** START OF Entries **
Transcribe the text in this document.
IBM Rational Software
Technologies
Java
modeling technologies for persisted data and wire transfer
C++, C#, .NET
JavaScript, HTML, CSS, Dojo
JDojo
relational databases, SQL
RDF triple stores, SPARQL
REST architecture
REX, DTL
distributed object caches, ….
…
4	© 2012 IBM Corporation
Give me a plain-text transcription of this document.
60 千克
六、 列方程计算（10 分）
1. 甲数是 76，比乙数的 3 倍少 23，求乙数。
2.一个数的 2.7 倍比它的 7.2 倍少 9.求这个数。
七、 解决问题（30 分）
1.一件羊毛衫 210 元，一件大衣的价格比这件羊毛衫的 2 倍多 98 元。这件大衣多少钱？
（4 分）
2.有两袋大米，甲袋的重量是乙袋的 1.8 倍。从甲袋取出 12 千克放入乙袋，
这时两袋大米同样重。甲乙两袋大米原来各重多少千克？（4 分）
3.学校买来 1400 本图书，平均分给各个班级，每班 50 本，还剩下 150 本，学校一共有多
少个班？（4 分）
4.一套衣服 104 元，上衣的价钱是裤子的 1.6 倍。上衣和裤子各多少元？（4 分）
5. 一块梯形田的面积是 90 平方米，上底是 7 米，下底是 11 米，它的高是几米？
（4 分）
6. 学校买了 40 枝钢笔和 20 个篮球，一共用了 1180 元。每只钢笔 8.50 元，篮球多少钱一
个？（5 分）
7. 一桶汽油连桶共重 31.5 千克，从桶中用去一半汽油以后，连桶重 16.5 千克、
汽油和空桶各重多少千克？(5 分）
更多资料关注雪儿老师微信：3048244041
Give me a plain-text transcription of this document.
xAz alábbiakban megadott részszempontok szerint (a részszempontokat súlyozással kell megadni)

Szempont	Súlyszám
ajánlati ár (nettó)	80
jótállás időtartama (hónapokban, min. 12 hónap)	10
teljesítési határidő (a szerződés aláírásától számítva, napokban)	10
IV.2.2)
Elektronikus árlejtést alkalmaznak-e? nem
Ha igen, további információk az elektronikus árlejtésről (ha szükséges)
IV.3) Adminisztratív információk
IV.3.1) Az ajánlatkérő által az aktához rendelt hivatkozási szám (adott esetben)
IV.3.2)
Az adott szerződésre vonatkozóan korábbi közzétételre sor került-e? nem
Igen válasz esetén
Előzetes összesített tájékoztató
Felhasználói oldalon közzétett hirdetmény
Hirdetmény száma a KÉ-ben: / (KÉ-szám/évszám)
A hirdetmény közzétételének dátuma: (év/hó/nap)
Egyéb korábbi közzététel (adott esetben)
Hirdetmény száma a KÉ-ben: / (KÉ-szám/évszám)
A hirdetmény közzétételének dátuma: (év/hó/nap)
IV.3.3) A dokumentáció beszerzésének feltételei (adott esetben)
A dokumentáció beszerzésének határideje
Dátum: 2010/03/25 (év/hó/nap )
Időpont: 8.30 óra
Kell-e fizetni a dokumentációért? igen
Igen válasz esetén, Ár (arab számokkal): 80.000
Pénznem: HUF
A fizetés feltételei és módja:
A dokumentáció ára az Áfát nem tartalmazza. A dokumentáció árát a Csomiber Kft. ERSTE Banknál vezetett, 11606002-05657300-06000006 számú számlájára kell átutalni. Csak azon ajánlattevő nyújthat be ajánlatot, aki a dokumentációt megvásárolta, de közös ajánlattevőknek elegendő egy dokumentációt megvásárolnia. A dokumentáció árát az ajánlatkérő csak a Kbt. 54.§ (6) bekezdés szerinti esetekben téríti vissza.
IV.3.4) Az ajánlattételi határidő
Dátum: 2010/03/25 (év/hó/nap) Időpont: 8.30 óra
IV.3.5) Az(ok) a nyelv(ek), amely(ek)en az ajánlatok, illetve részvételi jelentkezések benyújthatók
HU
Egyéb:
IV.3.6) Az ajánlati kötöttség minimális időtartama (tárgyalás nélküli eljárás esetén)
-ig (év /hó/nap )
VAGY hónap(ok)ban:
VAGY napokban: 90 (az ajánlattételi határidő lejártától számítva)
** END OF Entries **
### Request
In the material above, tally every line with the string "időtartama" in it, then give that number alone.

### The solution
2